- **Figure data in JSON**:
•••••
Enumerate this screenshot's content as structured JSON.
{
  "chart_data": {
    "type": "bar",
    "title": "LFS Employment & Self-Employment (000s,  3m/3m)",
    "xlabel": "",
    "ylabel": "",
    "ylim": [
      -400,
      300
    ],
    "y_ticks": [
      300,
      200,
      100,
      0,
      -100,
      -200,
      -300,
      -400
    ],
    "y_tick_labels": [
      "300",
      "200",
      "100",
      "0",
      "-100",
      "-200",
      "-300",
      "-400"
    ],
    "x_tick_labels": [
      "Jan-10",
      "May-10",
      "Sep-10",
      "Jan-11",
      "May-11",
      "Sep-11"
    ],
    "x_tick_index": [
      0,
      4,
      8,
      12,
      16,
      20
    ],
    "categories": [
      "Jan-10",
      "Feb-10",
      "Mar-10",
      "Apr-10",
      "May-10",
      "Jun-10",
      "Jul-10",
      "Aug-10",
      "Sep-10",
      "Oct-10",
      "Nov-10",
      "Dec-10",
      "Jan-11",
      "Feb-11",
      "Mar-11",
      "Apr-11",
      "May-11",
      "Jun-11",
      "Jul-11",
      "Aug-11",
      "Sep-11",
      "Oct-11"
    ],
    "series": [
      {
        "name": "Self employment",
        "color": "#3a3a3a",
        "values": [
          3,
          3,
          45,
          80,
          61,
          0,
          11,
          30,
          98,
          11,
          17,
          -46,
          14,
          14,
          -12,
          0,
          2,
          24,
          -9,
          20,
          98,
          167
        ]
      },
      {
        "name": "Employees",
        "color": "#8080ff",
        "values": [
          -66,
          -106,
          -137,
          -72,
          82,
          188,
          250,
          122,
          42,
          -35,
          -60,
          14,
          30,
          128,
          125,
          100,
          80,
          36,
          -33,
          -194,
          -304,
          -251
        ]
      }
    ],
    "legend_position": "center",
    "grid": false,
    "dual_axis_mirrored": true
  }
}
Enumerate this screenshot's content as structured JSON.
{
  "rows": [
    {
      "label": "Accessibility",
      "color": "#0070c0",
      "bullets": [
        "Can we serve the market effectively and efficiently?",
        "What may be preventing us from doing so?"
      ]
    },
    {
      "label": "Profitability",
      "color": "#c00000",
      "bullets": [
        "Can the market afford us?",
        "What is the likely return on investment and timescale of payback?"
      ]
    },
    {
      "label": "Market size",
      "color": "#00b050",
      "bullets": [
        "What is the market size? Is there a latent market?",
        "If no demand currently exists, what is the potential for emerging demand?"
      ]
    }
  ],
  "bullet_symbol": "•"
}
•••••
Above are some records. Print them all exactly.

Enumerate this screenshot's content as structured JSON.
{
  "chart_data": {
    "type": "bar",
    "title": "LFS Employment & Self-Employment (000s,  3m/3m)",
    "xlabel": "",
    "ylabel": "",
    "ylim": [
      -400,
      300
    ],
    "y_ticks": [
      300,
      200,
      100,
      0,
      -100,
      -200,
      -300,
      -400
    ],
    "y_tick_labels": [
      "300",
      "200",
      "100",
      "0",
      "-100",
      "-200",
      "-300",
      "-400"
    ],
    "x_tick_labels": [
      "Jan-10",
      "May-10",
      "Sep-10",
      "Jan-11",
      "May-11",
      "Sep-11"
    ],
    "x_tick_index": [
      0,
      4,
      8,
      12,
      16,
      20
    ],
    "categories": [
      "Jan-10",
      "Feb-10",
      "Mar-10",
      "Apr-10",
      "May-10",
      "Jun-10",
      "Jul-10",
      "Aug-10",
      "Sep-10",
      "Oct-10",
      "Nov-10",
      "Dec-10",
      "Jan-11",
      "Feb-11",
      "Mar-11",
      "Apr-11",
      "May-11",
      "Jun-11",
      "Jul-11",
      "Aug-11",
      "Sep-11",
      "Oct-11"
    ],
    "series": [
      {
        "name": "Self employment",
        "color": "#3a3a3a",
        "values": [
          3,
          3,
          45,
          80,
          61,
          0,
          11,
          30,
          98,
          11,
          17,
          -46,
          14,
          14,
          -12,
          0,
          2,
          24,
          -9,
          20,
          98,
          167
        ]
      },
      {
        "name": "Employees",
        "color": "#8080ff",
        "values": [
          -66,
          -106,
          -137,
          -72,
          82,
          188,
          250,
          122,
          42,
          -35,
          -60,
          14,
          30,
          128,
          125,
          100,
          80,
          36,
          -33,
          -194,
          -304,
          -251
        ]
      }
    ],
    "legend_position": "center",
    "grid": false,
    "dual_axis_mirrored": true
  }
}
Enumerate this screenshot's content as structured JSON.
{
  "rows": [
    {
      "label": "Accessibility",
      "color": "#0070c0",
      "bullets": [
        "Can we serve the market effectively and efficiently?",
        "What may be preventing us from doing so?"
      ]
    },
    {
      "label": "Profitability",
      "color": "#c00000",
      "bullets": [
        "Can the market afford us?",
        "What is the likely return on investment and timescale of payback?"
      ]
    },
    {
      "label": "Market size",
      "color": "#00b050",
      "bullets": [
        "What is the market size? Is there a latent market?",
        "If no demand currently exists, what is the potential for emerging demand?"
      ]
    }
  ],
  "bullet_symbol": "•"
}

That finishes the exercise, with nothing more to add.